● **Directions**
Write every line of the material out exactly as shown.

━━━ Data supplied ━━━

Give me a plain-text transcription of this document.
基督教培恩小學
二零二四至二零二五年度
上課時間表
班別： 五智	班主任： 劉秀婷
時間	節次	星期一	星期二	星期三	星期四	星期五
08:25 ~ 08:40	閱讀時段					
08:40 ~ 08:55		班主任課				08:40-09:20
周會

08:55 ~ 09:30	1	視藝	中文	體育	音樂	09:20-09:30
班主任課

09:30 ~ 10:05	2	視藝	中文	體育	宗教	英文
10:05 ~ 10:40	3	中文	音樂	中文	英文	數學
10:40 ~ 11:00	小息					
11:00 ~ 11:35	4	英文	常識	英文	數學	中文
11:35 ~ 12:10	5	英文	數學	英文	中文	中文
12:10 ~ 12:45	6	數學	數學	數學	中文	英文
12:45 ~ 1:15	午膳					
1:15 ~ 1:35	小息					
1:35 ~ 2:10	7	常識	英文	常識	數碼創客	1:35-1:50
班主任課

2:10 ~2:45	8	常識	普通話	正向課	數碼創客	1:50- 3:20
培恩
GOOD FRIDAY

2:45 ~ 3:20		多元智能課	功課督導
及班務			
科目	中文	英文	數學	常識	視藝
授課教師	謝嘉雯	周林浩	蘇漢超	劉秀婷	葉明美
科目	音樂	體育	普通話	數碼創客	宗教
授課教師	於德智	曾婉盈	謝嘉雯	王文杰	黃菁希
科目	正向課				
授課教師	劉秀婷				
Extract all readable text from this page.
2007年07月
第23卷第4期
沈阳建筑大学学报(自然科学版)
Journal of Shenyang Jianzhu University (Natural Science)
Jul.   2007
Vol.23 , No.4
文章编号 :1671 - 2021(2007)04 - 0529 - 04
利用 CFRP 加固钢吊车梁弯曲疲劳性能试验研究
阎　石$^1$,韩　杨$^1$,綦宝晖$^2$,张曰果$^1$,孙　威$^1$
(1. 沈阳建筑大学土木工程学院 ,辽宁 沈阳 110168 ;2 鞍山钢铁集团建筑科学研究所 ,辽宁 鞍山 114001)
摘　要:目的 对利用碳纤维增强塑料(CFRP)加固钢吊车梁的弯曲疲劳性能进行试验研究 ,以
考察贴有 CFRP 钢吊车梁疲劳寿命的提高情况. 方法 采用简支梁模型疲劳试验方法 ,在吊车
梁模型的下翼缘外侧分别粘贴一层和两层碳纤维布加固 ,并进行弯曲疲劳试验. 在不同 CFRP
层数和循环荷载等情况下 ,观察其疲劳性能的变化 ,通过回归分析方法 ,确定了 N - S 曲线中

━━━

● **Answer for the task**
Give me a plain-text transcription of this document.
基督教培恩小學
二零二四至二零二五年度
上課時間表
班別： 五智	班主任： 劉秀婷
時間	節次	星期一	星期二	星期三	星期四	星期五
08:25 ~ 08:40	閱讀時段					
08:40 ~ 08:55		班主任課				08:40-09:20
周會

08:55 ~ 09:30	1	視藝	中文	體育	音樂	09:20-09:30
班主任課

09:30 ~ 10:05	2	視藝	中文	體育	宗教	英文
10:05 ~ 10:40	3	中文	音樂	中文	英文	數學
10:40 ~ 11:00	小息					
11:00 ~ 11:35	4	英文	常識	英文	數學	中文
11:35 ~ 12:10	5	英文	數學	英文	中文	中文
12:10 ~ 12:45	6	數學	數學	數學	中文	英文
12:45 ~ 1:15	午膳					
1:15 ~ 1:35	小息					
1:35 ~ 2:10	7	常識	英文	常識	數碼創客	1:35-1:50
班主任課

2:10 ~2:45	8	常識	普通話	正向課	數碼創客	1:50- 3:20
培恩
GOOD FRIDAY

2:45 ~ 3:20		多元智能課	功課督導
及班務			
科目	中文	英文	數學	常識	視藝
授課教師	謝嘉雯	周林浩	蘇漢超	劉秀婷	葉明美
科目	音樂	體育	普通話	數碼創客	宗教
授課教師	於德智	曾婉盈	謝嘉雯	王文杰	黃菁希
科目	正向課				
授課教師	劉秀婷				
Extract all readable text from this page.
2007年07月
第23卷第4期
沈阳建筑大学学报(自然科学版)
Journal of Shenyang Jianzhu University (Natural Science)
Jul.   2007
Vol.23 , No.4
文章编号 :1671 - 2021(2007)04 - 0529 - 04
利用 CFRP 加固钢吊车梁弯曲疲劳性能试验研究
阎　石$^1$,韩　杨$^1$,綦宝晖$^2$,张曰果$^1$,孙　威$^1$
(1. 沈阳建筑大学土木工程学院 ,辽宁 沈阳 110168 ;2 鞍山钢铁集团建筑科学研究所 ,辽宁 鞍山 114001)
摘　要:目的 对利用碳纤维增强塑料(CFRP)加固钢吊车梁的弯曲疲劳性能进行试验研究 ,以
考察贴有 CFRP 钢吊车梁疲劳寿命的提高情况. 方法 采用简支梁模型疲劳试验方法 ,在吊车
梁模型的下翼缘外侧分别粘贴一层和两层碳纤维布加固 ,并进行弯曲疲劳试验. 在不同 CFRP
层数和循环荷载等情况下 ,观察其疲劳性能的变化 ,通过回归分析方法 ,确定了 N - S 曲线中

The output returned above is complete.